* [What is expected] Reproduce the records below in full and without edits, omitting images.

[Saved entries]

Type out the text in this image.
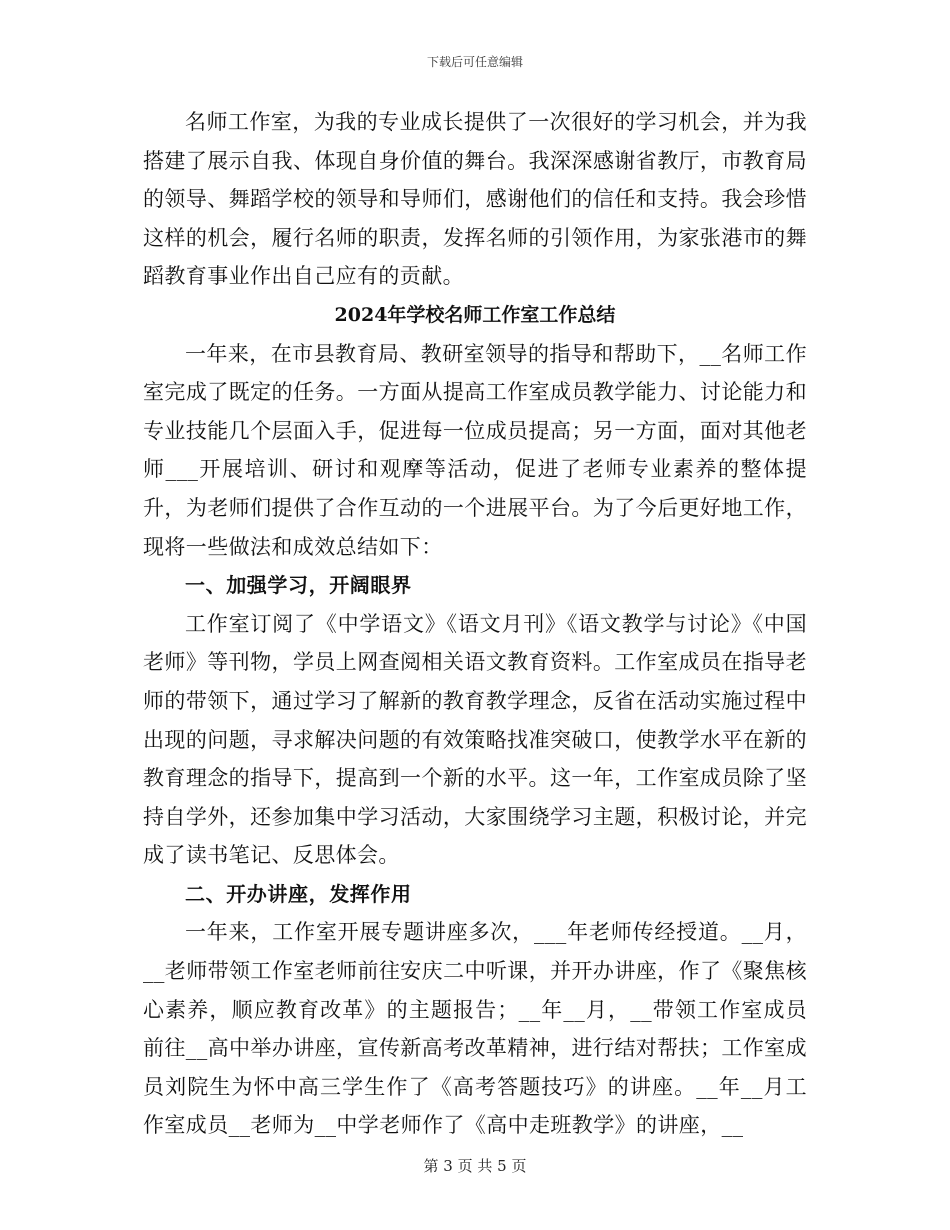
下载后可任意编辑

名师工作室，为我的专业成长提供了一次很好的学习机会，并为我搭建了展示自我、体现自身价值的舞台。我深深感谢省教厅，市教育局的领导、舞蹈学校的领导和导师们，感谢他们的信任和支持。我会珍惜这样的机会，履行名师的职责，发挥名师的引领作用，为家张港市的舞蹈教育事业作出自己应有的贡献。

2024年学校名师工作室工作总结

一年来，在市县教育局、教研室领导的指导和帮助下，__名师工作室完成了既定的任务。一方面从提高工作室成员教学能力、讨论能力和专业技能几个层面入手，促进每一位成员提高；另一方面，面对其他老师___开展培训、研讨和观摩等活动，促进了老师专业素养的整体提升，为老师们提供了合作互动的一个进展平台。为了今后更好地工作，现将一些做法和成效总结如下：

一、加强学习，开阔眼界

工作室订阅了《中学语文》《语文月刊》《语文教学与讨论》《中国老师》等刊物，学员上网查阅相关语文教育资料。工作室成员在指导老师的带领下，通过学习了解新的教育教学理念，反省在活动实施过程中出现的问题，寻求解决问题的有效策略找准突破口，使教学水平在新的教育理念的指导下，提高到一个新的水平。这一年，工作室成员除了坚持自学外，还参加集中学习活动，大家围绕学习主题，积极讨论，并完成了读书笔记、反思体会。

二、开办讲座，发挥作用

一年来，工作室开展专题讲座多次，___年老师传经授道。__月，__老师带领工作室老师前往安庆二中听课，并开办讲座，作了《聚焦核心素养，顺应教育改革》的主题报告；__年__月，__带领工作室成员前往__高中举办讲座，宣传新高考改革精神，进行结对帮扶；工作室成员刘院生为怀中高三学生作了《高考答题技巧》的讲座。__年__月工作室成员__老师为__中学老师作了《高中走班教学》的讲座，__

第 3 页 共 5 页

* [Response to the task]
Type out the text in this image.
下载后可任意编辑

名师工作室，为我的专业成长提供了一次很好的学习机会，并为我搭建了展示自我、体现自身价值的舞台。我深深感谢省教厅，市教育局的领导、舞蹈学校的领导和导师们，感谢他们的信任和支持。我会珍惜这样的机会，履行名师的职责，发挥名师的引领作用，为家张港市的舞蹈教育事业作出自己应有的贡献。

2024年学校名师工作室工作总结

一年来，在市县教育局、教研室领导的指导和帮助下，__名师工作室完成了既定的任务。一方面从提高工作室成员教学能力、讨论能力和专业技能几个层面入手，促进每一位成员提高；另一方面，面对其他老师___开展培训、研讨和观摩等活动，促进了老师专业素养的整体提升，为老师们提供了合作互动的一个进展平台。为了今后更好地工作，现将一些做法和成效总结如下：

一、加强学习，开阔眼界

工作室订阅了《中学语文》《语文月刊》《语文教学与讨论》《中国老师》等刊物，学员上网查阅相关语文教育资料。工作室成员在指导老师的带领下，通过学习了解新的教育教学理念，反省在活动实施过程中出现的问题，寻求解决问题的有效策略找准突破口，使教学水平在新的教育理念的指导下，提高到一个新的水平。这一年，工作室成员除了坚持自学外，还参加集中学习活动，大家围绕学习主题，积极讨论，并完成了读书笔记、反思体会。

二、开办讲座，发挥作用

一年来，工作室开展专题讲座多次，___年老师传经授道。__月，__老师带领工作室老师前往安庆二中听课，并开办讲座，作了《聚焦核心素养，顺应教育改革》的主题报告；__年__月，__带领工作室成员前往__高中举办讲座，宣传新高考改革精神，进行结对帮扶；工作室成员刘院生为怀中高三学生作了《高考答题技巧》的讲座。__年__月工作室成员__老师为__中学老师作了《高中走班教学》的讲座，__

第 3 页 共 5 页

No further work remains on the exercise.